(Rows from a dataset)
====================

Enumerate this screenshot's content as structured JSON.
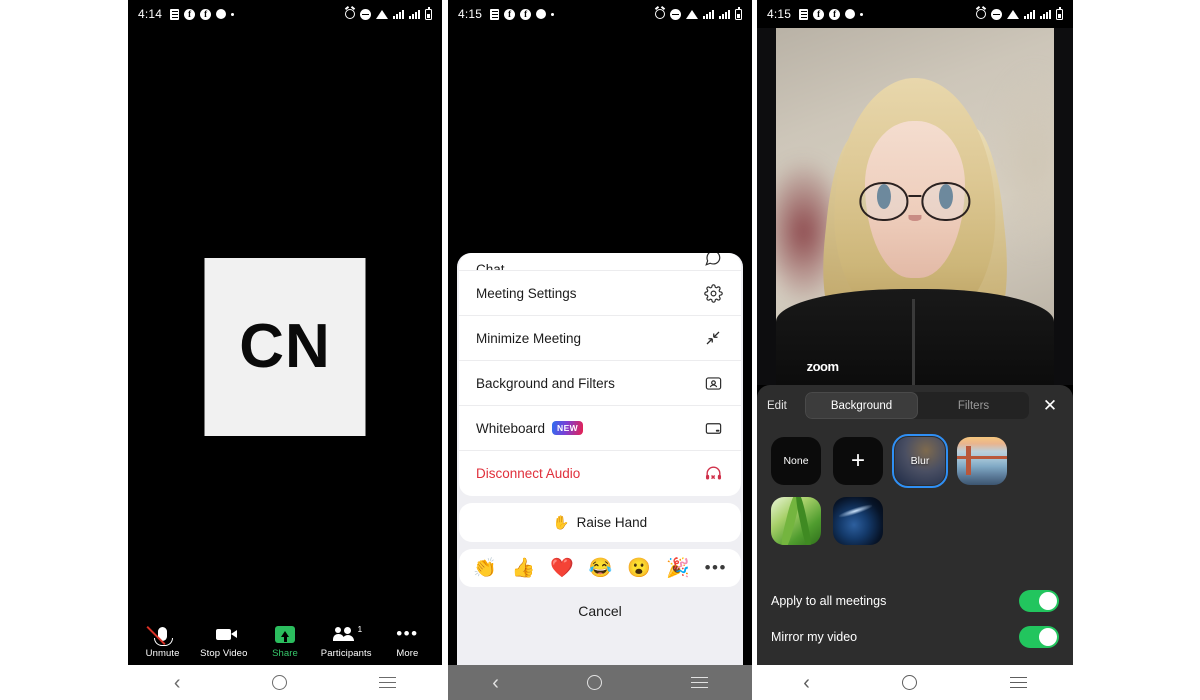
{
  "panels": {
    "panel1": {
      "status": {
        "time": "4:14"
      },
      "avatar": {
        "initials": "CN"
      },
      "toolbar": [
        {
          "label": "Unmute",
          "icon": "microphone-muted-icon",
          "state": "muted"
        },
        {
          "label": "Stop Video",
          "icon": "video-camera-icon",
          "state": "on"
        },
        {
          "label": "Share",
          "icon": "share-screen-icon",
          "state": "active"
        },
        {
          "label": "Participants",
          "icon": "participants-icon",
          "count": "1"
        },
        {
          "label": "More",
          "icon": "more-dots-icon",
          "state": "open"
        }
      ]
    },
    "panel2": {
      "status": {
        "time": "4:15"
      },
      "menu": [
        {
          "label": "Chat",
          "icon": "chat-bubble-icon",
          "partial": true
        },
        {
          "label": "Meeting Settings",
          "icon": "gear-icon"
        },
        {
          "label": "Minimize Meeting",
          "icon": "minimize-arrows-icon"
        },
        {
          "label": "Background and Filters",
          "icon": "person-frame-icon"
        },
        {
          "label": "Whiteboard",
          "icon": "whiteboard-icon",
          "badge": "NEW"
        },
        {
          "label": "Disconnect Audio",
          "icon": "headset-off-icon",
          "danger": true
        }
      ],
      "raise_hand": {
        "label": "Raise Hand",
        "emoji": "✋"
      },
      "reactions": [
        {
          "name": "clap-reaction",
          "emoji": "👏"
        },
        {
          "name": "thumbs-up-reaction",
          "emoji": "👍"
        },
        {
          "name": "heart-reaction",
          "emoji": "❤️"
        },
        {
          "name": "joy-reaction",
          "emoji": "😂"
        },
        {
          "name": "open-mouth-reaction",
          "emoji": "😮"
        },
        {
          "name": "party-popper-reaction",
          "emoji": "🎉"
        }
      ],
      "reactions_more": "•••",
      "cancel": {
        "label": "Cancel"
      }
    },
    "panel3": {
      "status": {
        "time": "4:15"
      },
      "video": {
        "person_label": "zoom"
      },
      "tabs": {
        "edit_label": "Edit",
        "items": [
          {
            "label": "Background",
            "active": true
          },
          {
            "label": "Filters",
            "active": false
          }
        ],
        "close_icon": "close-icon"
      },
      "backgrounds": [
        {
          "label": "None",
          "type": "none",
          "selected": false
        },
        {
          "label": "+",
          "type": "add",
          "selected": false
        },
        {
          "label": "Blur",
          "type": "blur",
          "selected": true
        },
        {
          "label": "",
          "type": "bridge",
          "selected": false
        },
        {
          "label": "",
          "type": "grass",
          "selected": false
        },
        {
          "label": "",
          "type": "earth",
          "selected": false
        }
      ],
      "settings": [
        {
          "label": "Apply to all meetings",
          "value": "on"
        },
        {
          "label": "Mirror my video",
          "value": "on"
        }
      ]
    }
  },
  "colors": {
    "zoom_green": "#2bbd5e",
    "toggle_green": "#22c55e",
    "danger_red": "#e0303c",
    "accent_blue": "#2f8ff5"
  }
}
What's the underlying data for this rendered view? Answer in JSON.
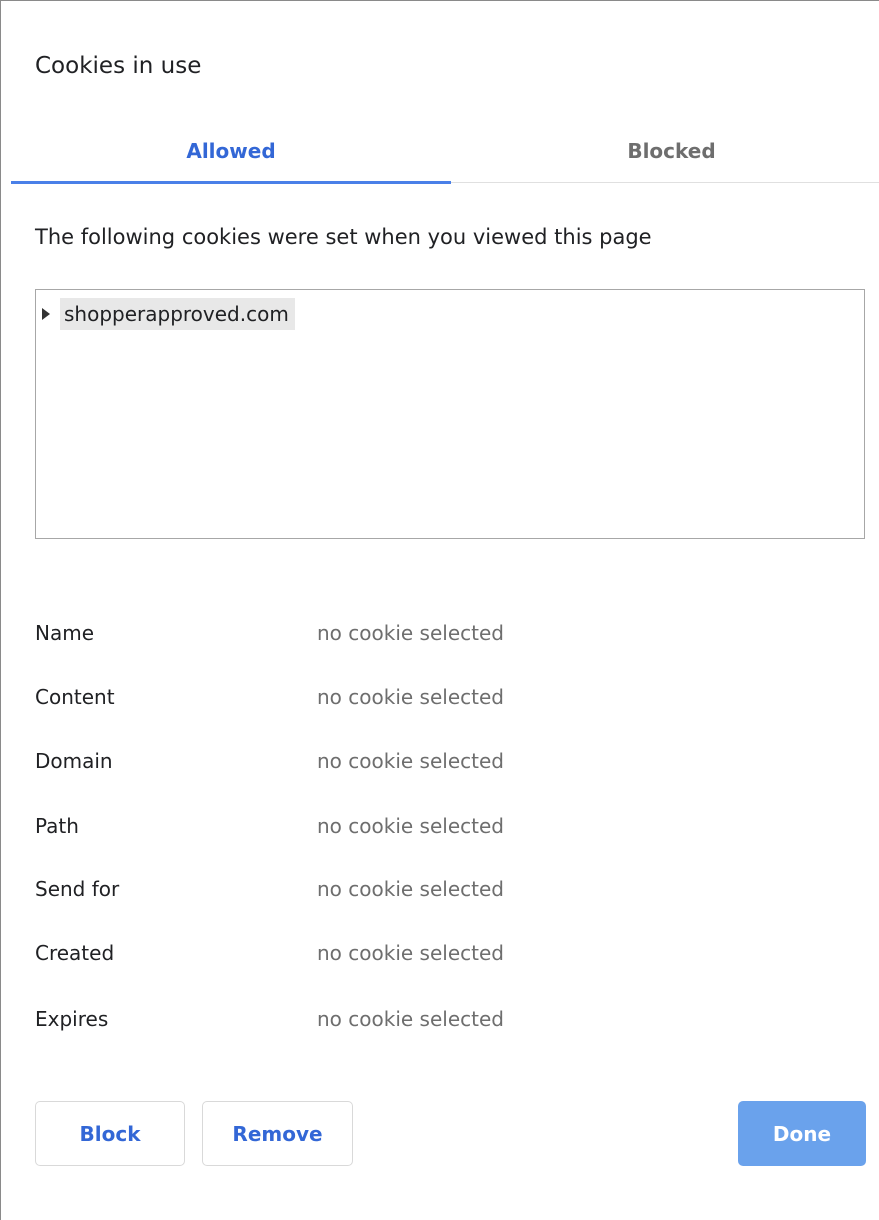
{
  "dialog": {
    "title": "Cookies in use"
  },
  "tabs": [
    {
      "label": "Allowed",
      "selected": true
    },
    {
      "label": "Blocked",
      "selected": false
    }
  ],
  "description": "The following cookies were set when you viewed this page",
  "tree": {
    "items": [
      {
        "label": "shopperapproved.com",
        "expanded": false
      }
    ]
  },
  "details": [
    {
      "label": "Name",
      "value": "no cookie selected"
    },
    {
      "label": "Content",
      "value": "no cookie selected"
    },
    {
      "label": "Domain",
      "value": "no cookie selected"
    },
    {
      "label": "Path",
      "value": "no cookie selected"
    },
    {
      "label": "Send for",
      "value": "no cookie selected"
    },
    {
      "label": "Created",
      "value": "no cookie selected"
    },
    {
      "label": "Expires",
      "value": "no cookie selected"
    }
  ],
  "buttons": {
    "block": "Block",
    "remove": "Remove",
    "done": "Done"
  },
  "colors": {
    "accent": "#3367d6",
    "tab_indicator": "#4a80e8",
    "primary_button": "#6aa2ec",
    "muted_text": "#6e6e6e"
  }
}
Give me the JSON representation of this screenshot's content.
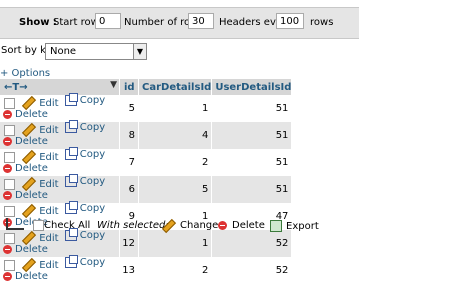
{
  "toolbar": {
    "show_label": "Show :",
    "start_row_label": "Start row:",
    "start_row_value": "0",
    "num_rows_label": "Number of rows:",
    "num_rows_value": "30",
    "headers_every_label": "Headers every",
    "headers_every_value": "100",
    "rows_label": "rows"
  },
  "sort": {
    "label": "Sort by key:",
    "value": "None"
  },
  "options_label": "+ Options",
  "columns": {
    "nav": "←T→",
    "id": "id",
    "car": "CarDetailsId",
    "user": "UserDetailsId"
  },
  "row_actions": {
    "edit": "Edit",
    "copy": "Copy",
    "delete": "Delete"
  },
  "rows": [
    {
      "id": "5",
      "car": "1",
      "user": "51"
    },
    {
      "id": "8",
      "car": "4",
      "user": "51"
    },
    {
      "id": "7",
      "car": "2",
      "user": "51"
    },
    {
      "id": "6",
      "car": "5",
      "user": "51"
    },
    {
      "id": "9",
      "car": "1",
      "user": "47"
    },
    {
      "id": "12",
      "car": "1",
      "user": "52"
    },
    {
      "id": "13",
      "car": "2",
      "user": "52"
    }
  ],
  "bottom": {
    "check_all": "Check All",
    "with_selected": "With selected:",
    "change": "Change",
    "delete": "Delete",
    "export": "Export"
  }
}
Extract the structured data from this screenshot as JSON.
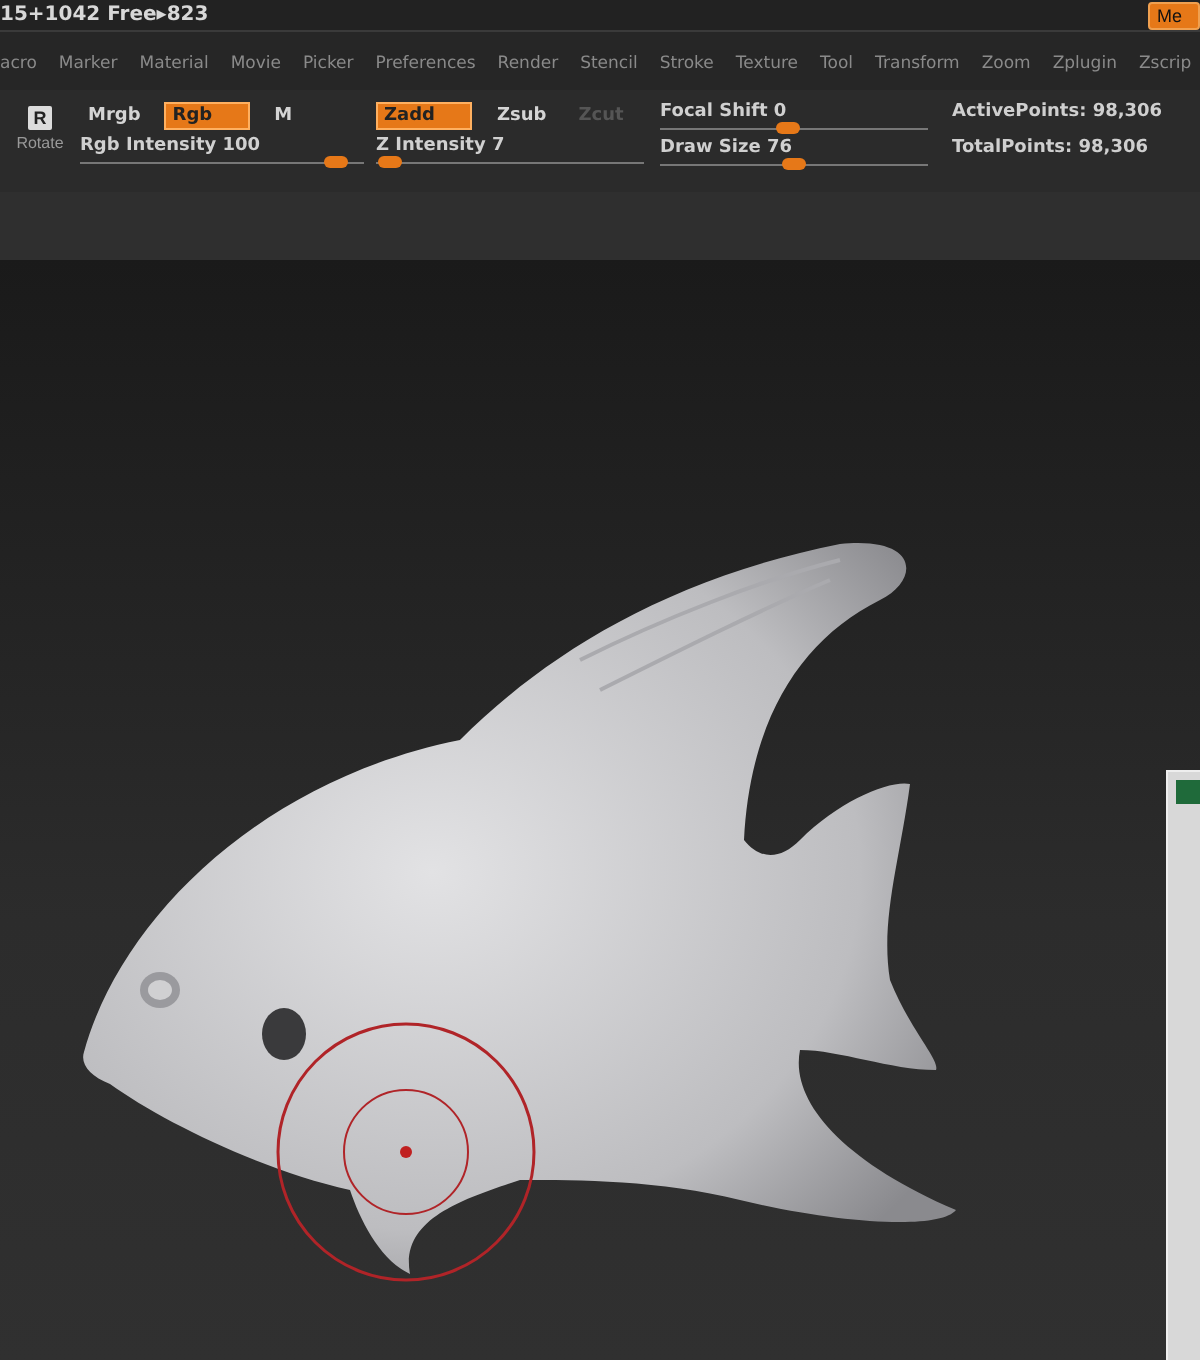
{
  "title_bar": {
    "text": "15+1042 Free▸823",
    "corner_button": "Me"
  },
  "menu": [
    "acro",
    "Marker",
    "Material",
    "Movie",
    "Picker",
    "Preferences",
    "Render",
    "Stencil",
    "Stroke",
    "Texture",
    "Tool",
    "Transform",
    "Zoom",
    "Zplugin",
    "Zscrip"
  ],
  "toolbar": {
    "rotate": {
      "key": "R",
      "label": "Rotate"
    },
    "rgb_modes": [
      {
        "label": "Mrgb",
        "selected": false,
        "disabled": false
      },
      {
        "label": "Rgb",
        "selected": true,
        "disabled": false
      },
      {
        "label": "M",
        "selected": false,
        "disabled": false
      }
    ],
    "z_modes": [
      {
        "label": "Zadd",
        "selected": true,
        "disabled": false
      },
      {
        "label": "Zsub",
        "selected": false,
        "disabled": false
      },
      {
        "label": "Zcut",
        "selected": false,
        "disabled": true
      }
    ],
    "sliders_left": [
      {
        "label": "Rgb Intensity 100",
        "level": 0.9
      },
      {
        "label": "Z Intensity 7",
        "level": 0.05
      }
    ],
    "sliders_right": [
      {
        "label": "Focal Shift 0",
        "level": 0.48
      },
      {
        "label": "Draw Size 76",
        "level": 0.5
      }
    ],
    "stats": [
      "ActivePoints: 98,306",
      "TotalPoints: 98,306"
    ]
  }
}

====================

• [TASK DETAILS]:
Quote the material word for word, dropping any images it holds.

• [SOLUTION]:
Enumerate this screenshot's content as structured JSON.
{
  "panels": {
    "panel1": {
      "status": {
        "time": "4:14"
      },
      "avatar": {
        "initials": "CN"
      },
      "toolbar": [
        {
          "label": "Unmute",
          "icon": "microphone-muted-icon",
          "state": "muted"
        },
        {
          "label": "Stop Video",
          "icon": "video-camera-icon",
          "state": "on"
        },
        {
          "label": "Share",
          "icon": "share-screen-icon",
          "state": "active"
        },
        {
          "label": "Participants",
          "icon": "participants-icon",
          "count": "1"
        },
        {
          "label": "More",
          "icon": "more-dots-icon",
          "state": "open"
        }
      ]
    },
    "panel2": {
      "status": {
        "time": "4:15"
      },
      "menu": [
        {
          "label": "Chat",
          "icon": "chat-bubble-icon",
          "partial": true
        },
        {
          "label": "Meeting Settings",
          "icon": "gear-icon"
        },
        {
          "label": "Minimize Meeting",
          "icon": "minimize-arrows-icon"
        },
        {
          "label": "Background and Filters",
          "icon": "person-frame-icon"
        },
        {
          "label": "Whiteboard",
          "icon": "whiteboard-icon",
          "badge": "NEW"
        },
        {
          "label": "Disconnect Audio",
          "icon": "headset-off-icon",
          "danger": true
        }
      ],
      "raise_hand": {
        "label": "Raise Hand",
        "emoji": "✋"
      },
      "reactions": [
        {
          "name": "clap-reaction",
          "emoji": "👏"
        },
        {
          "name": "thumbs-up-reaction",
          "emoji": "👍"
        },
        {
          "name": "heart-reaction",
          "emoji": "❤️"
        },
        {
          "name": "joy-reaction",
          "emoji": "😂"
        },
        {
          "name": "open-mouth-reaction",
          "emoji": "😮"
        },
        {
          "name": "party-popper-reaction",
          "emoji": "🎉"
        }
      ],
      "reactions_more": "•••",
      "cancel": {
        "label": "Cancel"
      }
    },
    "panel3": {
      "status": {
        "time": "4:15"
      },
      "video": {
        "person_label": "zoom"
      },
      "tabs": {
        "edit_label": "Edit",
        "items": [
          {
            "label": "Background",
            "active": true
          },
          {
            "label": "Filters",
            "active": false
          }
        ],
        "close_icon": "close-icon"
      },
      "backgrounds": [
        {
          "label": "None",
          "type": "none",
          "selected": false
        },
        {
          "label": "+",
          "type": "add",
          "selected": false
        },
        {
          "label": "Blur",
          "type": "blur",
          "selected": true
        },
        {
          "label": "",
          "type": "bridge",
          "selected": false
        },
        {
          "label": "",
          "type": "grass",
          "selected": false
        },
        {
          "label": "",
          "type": "earth",
          "selected": false
        }
      ],
      "settings": [
        {
          "label": "Apply to all meetings",
          "value": "on"
        },
        {
          "label": "Mirror my video",
          "value": "on"
        }
      ]
    }
  },
  "colors": {
    "zoom_green": "#2bbd5e",
    "toggle_green": "#22c55e",
    "danger_red": "#e0303c",
    "accent_blue": "#2f8ff5"
  }
}
What's the underlying data for this rendered view? Answer in JSON.
{
  "dialog": {
    "title": "Cookies in use"
  },
  "tabs": [
    {
      "label": "Allowed",
      "selected": true
    },
    {
      "label": "Blocked",
      "selected": false
    }
  ],
  "description": "The following cookies were set when you viewed this page",
  "tree": {
    "items": [
      {
        "label": "shopperapproved.com",
        "expanded": false
      }
    ]
  },
  "details": [
    {
      "label": "Name",
      "value": "no cookie selected"
    },
    {
      "label": "Content",
      "value": "no cookie selected"
    },
    {
      "label": "Domain",
      "value": "no cookie selected"
    },
    {
      "label": "Path",
      "value": "no cookie selected"
    },
    {
      "label": "Send for",
      "value": "no cookie selected"
    },
    {
      "label": "Created",
      "value": "no cookie selected"
    },
    {
      "label": "Expires",
      "value": "no cookie selected"
    }
  ],
  "buttons": {
    "block": "Block",
    "remove": "Remove",
    "done": "Done"
  },
  "colors": {
    "accent": "#3367d6",
    "tab_indicator": "#4a80e8",
    "primary_button": "#6aa2ec",
    "muted_text": "#6e6e6e"
  }
}
Give me the JSON representation of this screenshot's content.
{
  "toolbar": {
    "show_label": "Show :",
    "start_row_label": "Start row:",
    "start_row_value": "0",
    "num_rows_label": "Number of rows:",
    "num_rows_value": "30",
    "headers_every_label": "Headers every",
    "headers_every_value": "100",
    "rows_label": "rows"
  },
  "sort": {
    "label": "Sort by key:",
    "value": "None"
  },
  "options_label": "+ Options",
  "columns": {
    "nav": "←T→",
    "id": "id",
    "car": "CarDetailsId",
    "user": "UserDetailsId"
  },
  "row_actions": {
    "edit": "Edit",
    "copy": "Copy",
    "delete": "Delete"
  },
  "rows": [
    {
      "id": "5",
      "car": "1",
      "user": "51"
    },
    {
      "id": "8",
      "car": "4",
      "user": "51"
    },
    {
      "id": "7",
      "car": "2",
      "user": "51"
    },
    {
      "id": "6",
      "car": "5",
      "user": "51"
    },
    {
      "id": "9",
      "car": "1",
      "user": "47"
    },
    {
      "id": "12",
      "car": "1",
      "user": "52"
    },
    {
      "id": "13",
      "car": "2",
      "user": "52"
    }
  ],
  "bottom": {
    "check_all": "Check All",
    "with_selected": "With selected:",
    "change": "Change",
    "delete": "Delete",
    "export": "Export"
  }
}
Extract the structured data from this screenshot as JSON.
{
  "title_bar": {
    "text": "15+1042 Free▸823",
    "corner_button": "Me"
  },
  "menu": [
    "acro",
    "Marker",
    "Material",
    "Movie",
    "Picker",
    "Preferences",
    "Render",
    "Stencil",
    "Stroke",
    "Texture",
    "Tool",
    "Transform",
    "Zoom",
    "Zplugin",
    "Zscrip"
  ],
  "toolbar": {
    "rotate": {
      "key": "R",
      "label": "Rotate"
    },
    "rgb_modes": [
      {
        "label": "Mrgb",
        "selected": false,
        "disabled": false
      },
      {
        "label": "Rgb",
        "selected": true,
        "disabled": false
      },
      {
        "label": "M",
        "selected": false,
        "disabled": false
      }
    ],
    "z_modes": [
      {
        "label": "Zadd",
        "selected": true,
        "disabled": false
      },
      {
        "label": "Zsub",
        "selected": false,
        "disabled": false
      },
      {
        "label": "Zcut",
        "selected": false,
        "disabled": true
      }
    ],
    "sliders_left": [
      {
        "label": "Rgb Intensity 100",
        "level": 0.9
      },
      {
        "label": "Z Intensity 7",
        "level": 0.05
      }
    ],
    "sliders_right": [
      {
        "label": "Focal Shift 0",
        "level": 0.48
      },
      {
        "label": "Draw Size 76",
        "level": 0.5
      }
    ],
    "stats": [
      "ActivePoints: 98,306",
      "TotalPoints: 98,306"
    ]
  }
}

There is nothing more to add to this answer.